Problem description
Go through the listing and set it down exactly, leaving out its pictures.

Entries provided
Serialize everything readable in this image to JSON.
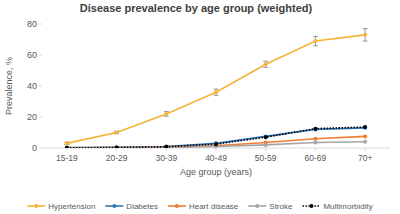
{
  "chart_data": {
    "type": "line",
    "title": "Disease prevalence by age group (weighted)",
    "x_label": "Age group (years)",
    "y_label": "Prevalence, %",
    "categories": [
      "15-19",
      "20-29",
      "30-39",
      "40-49",
      "50-59",
      "60-69",
      "70+"
    ],
    "ylim": [
      0,
      80
    ],
    "yticks": [
      0,
      20,
      40,
      60,
      80
    ],
    "grid": false,
    "legend": "bottom",
    "series": [
      {
        "name": "Hypertension",
        "color": "#f5b335",
        "marker": "circle",
        "line_style": "solid",
        "values": [
          3,
          10,
          22,
          36,
          54,
          69,
          73
        ],
        "errors": [
          0.8,
          0.8,
          1.5,
          2,
          2,
          3,
          4
        ]
      },
      {
        "name": "Diabetes",
        "color": "#2e75b6",
        "marker": "circle",
        "line_style": "solid",
        "values": [
          0.3,
          0.5,
          1,
          3,
          7.5,
          12,
          13
        ]
      },
      {
        "name": "Heart disease",
        "color": "#ed7d31",
        "marker": "circle",
        "line_style": "solid",
        "values": [
          0.2,
          0.3,
          0.6,
          1.5,
          3.5,
          6,
          7.5
        ]
      },
      {
        "name": "Stroke",
        "color": "#a5a5a5",
        "marker": "circle",
        "line_style": "solid",
        "values": [
          0,
          0.1,
          0.3,
          1,
          2,
          3.5,
          4
        ]
      },
      {
        "name": "Multimorbidity",
        "color": "#000000",
        "marker": "circle",
        "line_style": "dotted",
        "values": [
          0.1,
          0.3,
          0.8,
          2.5,
          7,
          12.5,
          13.5
        ]
      }
    ]
  }
}
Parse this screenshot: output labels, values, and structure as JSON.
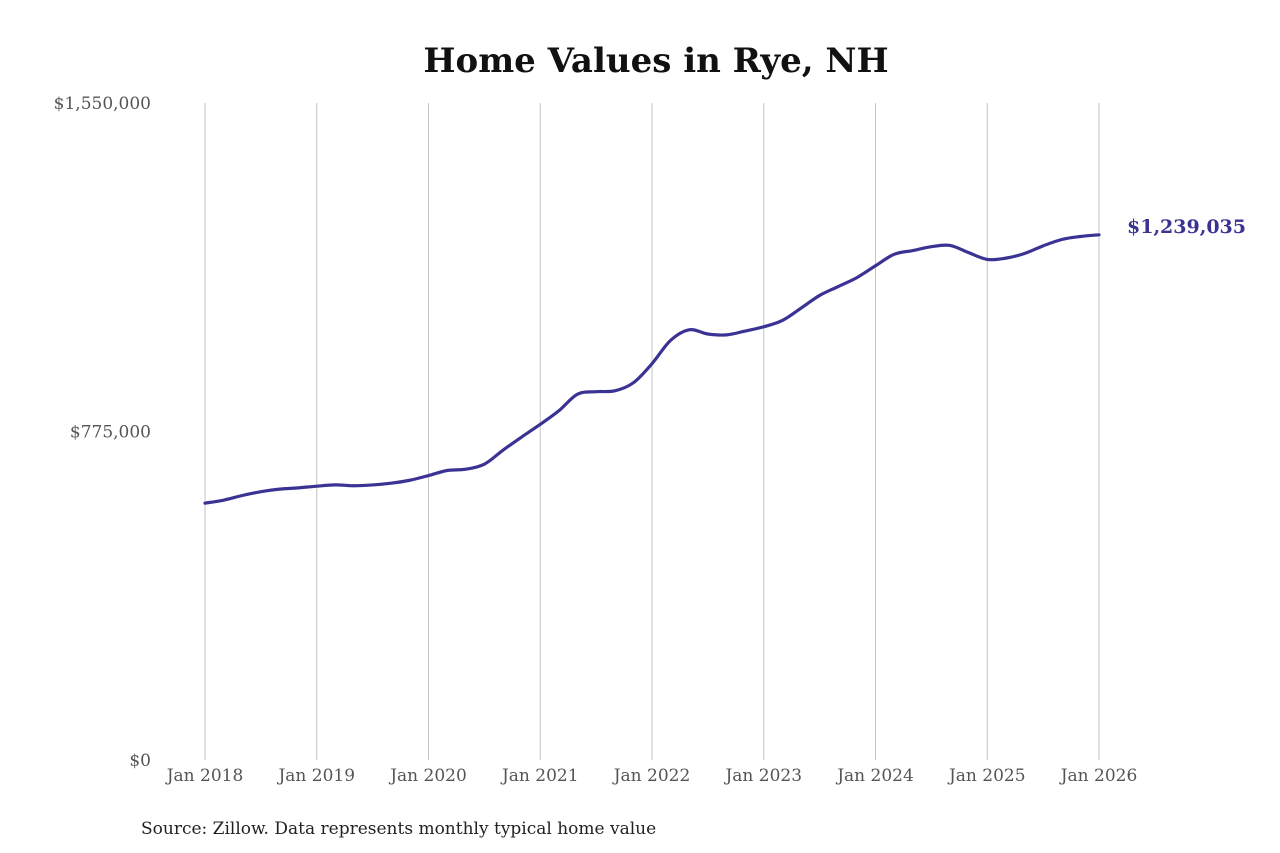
{
  "chart_data": {
    "type": "line",
    "title": "Home Values in Rye, NH",
    "xlabel": "",
    "ylabel": "",
    "y_ticks": [
      "$0",
      "$775,000",
      "$1,550,000"
    ],
    "y_tick_values": [
      0,
      775000,
      1550000
    ],
    "ylim": [
      0,
      1550000
    ],
    "x_ticks": [
      "Jan 2018",
      "Jan 2019",
      "Jan 2020",
      "Jan 2021",
      "Jan 2022",
      "Jan 2023",
      "Jan 2024",
      "Jan 2025",
      "Jan 2026"
    ],
    "x_tick_values": [
      "2018-01",
      "2019-01",
      "2020-01",
      "2021-01",
      "2022-01",
      "2023-01",
      "2024-01",
      "2025-01",
      "2026-01"
    ],
    "xlim": [
      "2018-01",
      "2026-01"
    ],
    "grid": "vertical",
    "legend": "none",
    "line_color": "#3b3394",
    "series": [
      {
        "x": [
          "2018-01",
          "2018-03",
          "2018-05",
          "2018-07",
          "2018-09",
          "2018-11",
          "2019-01",
          "2019-03",
          "2019-05",
          "2019-07",
          "2019-09",
          "2019-11",
          "2020-01",
          "2020-03",
          "2020-05",
          "2020-07",
          "2020-09",
          "2020-11",
          "2021-01",
          "2021-03",
          "2021-05",
          "2021-07",
          "2021-09",
          "2021-11",
          "2022-01",
          "2022-03",
          "2022-05",
          "2022-07",
          "2022-09",
          "2022-11",
          "2023-01",
          "2023-03",
          "2023-05",
          "2023-07",
          "2023-09",
          "2023-11",
          "2024-01",
          "2024-03",
          "2024-05",
          "2024-07",
          "2024-09",
          "2024-11",
          "2025-01",
          "2025-03",
          "2025-05",
          "2025-07",
          "2025-09",
          "2025-11",
          "2026-01"
        ],
        "values": [
          606000,
          613000,
          624000,
          633000,
          639000,
          642000,
          646000,
          649000,
          647000,
          649000,
          653000,
          660000,
          671000,
          683000,
          686000,
          698000,
          731000,
          762000,
          792000,
          824000,
          863000,
          869000,
          871000,
          890000,
          935000,
          990000,
          1015000,
          1005000,
          1003000,
          1012000,
          1022000,
          1037000,
          1066000,
          1096000,
          1117000,
          1138000,
          1166000,
          1193000,
          1202000,
          1211000,
          1214000,
          1197000,
          1181000,
          1184000,
          1195000,
          1213000,
          1228000,
          1235000,
          1239035
        ]
      }
    ],
    "annotations": [
      {
        "text": "$1,239,035",
        "x": "2026-01",
        "y": 1239035
      }
    ]
  },
  "source_note": "Source: Zillow. Data represents monthly typical home value"
}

Correct output
Serialize everything readable in this image to JSON.
{
  "chart_data": {
    "type": "line",
    "title": "Disease prevalence by age group (weighted)",
    "x_label": "Age group (years)",
    "y_label": "Prevalence, %",
    "categories": [
      "15-19",
      "20-29",
      "30-39",
      "40-49",
      "50-59",
      "60-69",
      "70+"
    ],
    "ylim": [
      0,
      80
    ],
    "yticks": [
      0,
      20,
      40,
      60,
      80
    ],
    "grid": false,
    "legend": "bottom",
    "series": [
      {
        "name": "Hypertension",
        "color": "#f5b335",
        "marker": "circle",
        "line_style": "solid",
        "values": [
          3,
          10,
          22,
          36,
          54,
          69,
          73
        ],
        "errors": [
          0.8,
          0.8,
          1.5,
          2,
          2,
          3,
          4
        ]
      },
      {
        "name": "Diabetes",
        "color": "#2e75b6",
        "marker": "circle",
        "line_style": "solid",
        "values": [
          0.3,
          0.5,
          1,
          3,
          7.5,
          12,
          13
        ]
      },
      {
        "name": "Heart disease",
        "color": "#ed7d31",
        "marker": "circle",
        "line_style": "solid",
        "values": [
          0.2,
          0.3,
          0.6,
          1.5,
          3.5,
          6,
          7.5
        ]
      },
      {
        "name": "Stroke",
        "color": "#a5a5a5",
        "marker": "circle",
        "line_style": "solid",
        "values": [
          0,
          0.1,
          0.3,
          1,
          2,
          3.5,
          4
        ]
      },
      {
        "name": "Multimorbidity",
        "color": "#000000",
        "marker": "circle",
        "line_style": "dotted",
        "values": [
          0.1,
          0.3,
          0.8,
          2.5,
          7,
          12.5,
          13.5
        ]
      }
    ]
  }
}
Parse this screenshot: output labels, values, and structure as JSON.
{
  "chart_data": {
    "type": "line",
    "title": "Home Values in Rye, NH",
    "xlabel": "",
    "ylabel": "",
    "y_ticks": [
      "$0",
      "$775,000",
      "$1,550,000"
    ],
    "y_tick_values": [
      0,
      775000,
      1550000
    ],
    "ylim": [
      0,
      1550000
    ],
    "x_ticks": [
      "Jan 2018",
      "Jan 2019",
      "Jan 2020",
      "Jan 2021",
      "Jan 2022",
      "Jan 2023",
      "Jan 2024",
      "Jan 2025",
      "Jan 2026"
    ],
    "x_tick_values": [
      "2018-01",
      "2019-01",
      "2020-01",
      "2021-01",
      "2022-01",
      "2023-01",
      "2024-01",
      "2025-01",
      "2026-01"
    ],
    "xlim": [
      "2018-01",
      "2026-01"
    ],
    "grid": "vertical",
    "legend": "none",
    "line_color": "#3b3394",
    "series": [
      {
        "x": [
          "2018-01",
          "2018-03",
          "2018-05",
          "2018-07",
          "2018-09",
          "2018-11",
          "2019-01",
          "2019-03",
          "2019-05",
          "2019-07",
          "2019-09",
          "2019-11",
          "2020-01",
          "2020-03",
          "2020-05",
          "2020-07",
          "2020-09",
          "2020-11",
          "2021-01",
          "2021-03",
          "2021-05",
          "2021-07",
          "2021-09",
          "2021-11",
          "2022-01",
          "2022-03",
          "2022-05",
          "2022-07",
          "2022-09",
          "2022-11",
          "2023-01",
          "2023-03",
          "2023-05",
          "2023-07",
          "2023-09",
          "2023-11",
          "2024-01",
          "2024-03",
          "2024-05",
          "2024-07",
          "2024-09",
          "2024-11",
          "2025-01",
          "2025-03",
          "2025-05",
          "2025-07",
          "2025-09",
          "2025-11",
          "2026-01"
        ],
        "values": [
          606000,
          613000,
          624000,
          633000,
          639000,
          642000,
          646000,
          649000,
          647000,
          649000,
          653000,
          660000,
          671000,
          683000,
          686000,
          698000,
          731000,
          762000,
          792000,
          824000,
          863000,
          869000,
          871000,
          890000,
          935000,
          990000,
          1015000,
          1005000,
          1003000,
          1012000,
          1022000,
          1037000,
          1066000,
          1096000,
          1117000,
          1138000,
          1166000,
          1193000,
          1202000,
          1211000,
          1214000,
          1197000,
          1181000,
          1184000,
          1195000,
          1213000,
          1228000,
          1235000,
          1239035
        ]
      }
    ],
    "annotations": [
      {
        "text": "$1,239,035",
        "x": "2026-01",
        "y": 1239035
      }
    ]
  },
  "source_note": "Source: Zillow. Data represents monthly typical home value"
}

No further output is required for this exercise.